::: Task inputs

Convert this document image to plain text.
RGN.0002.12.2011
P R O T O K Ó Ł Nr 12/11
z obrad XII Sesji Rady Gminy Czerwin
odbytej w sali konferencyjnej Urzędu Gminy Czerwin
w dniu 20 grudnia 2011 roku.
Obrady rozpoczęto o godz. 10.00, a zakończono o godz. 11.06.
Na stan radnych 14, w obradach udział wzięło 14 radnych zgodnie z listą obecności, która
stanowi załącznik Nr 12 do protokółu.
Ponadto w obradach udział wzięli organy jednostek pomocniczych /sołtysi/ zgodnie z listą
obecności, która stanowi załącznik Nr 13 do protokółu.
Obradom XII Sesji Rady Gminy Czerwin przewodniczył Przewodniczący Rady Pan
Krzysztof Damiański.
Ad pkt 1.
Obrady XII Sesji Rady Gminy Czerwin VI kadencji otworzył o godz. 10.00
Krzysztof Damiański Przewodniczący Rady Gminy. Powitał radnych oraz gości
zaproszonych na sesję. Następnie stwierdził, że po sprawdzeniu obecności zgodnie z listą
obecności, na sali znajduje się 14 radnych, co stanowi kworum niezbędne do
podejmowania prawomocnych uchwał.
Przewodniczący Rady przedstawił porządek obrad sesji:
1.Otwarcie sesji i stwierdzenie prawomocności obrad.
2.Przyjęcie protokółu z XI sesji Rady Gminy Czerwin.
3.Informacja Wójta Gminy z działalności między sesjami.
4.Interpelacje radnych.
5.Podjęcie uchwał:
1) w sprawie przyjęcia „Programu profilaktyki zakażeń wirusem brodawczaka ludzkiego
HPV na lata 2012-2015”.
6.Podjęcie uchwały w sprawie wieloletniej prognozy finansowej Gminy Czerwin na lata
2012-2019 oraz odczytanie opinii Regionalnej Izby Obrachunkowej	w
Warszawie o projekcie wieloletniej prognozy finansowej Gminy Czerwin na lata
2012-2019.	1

::::::

Return every line above in which the string "Przewodniczący" occurs.

Obradom XII Sesji Rady Gminy Czerwin przewodniczył Przewodniczący Rady Pan
Krzysztof Damiański Przewodniczący Rady Gminy. Powitał radnych oraz gości
Przewodniczący Rady przedstawił porządek obrad sesji:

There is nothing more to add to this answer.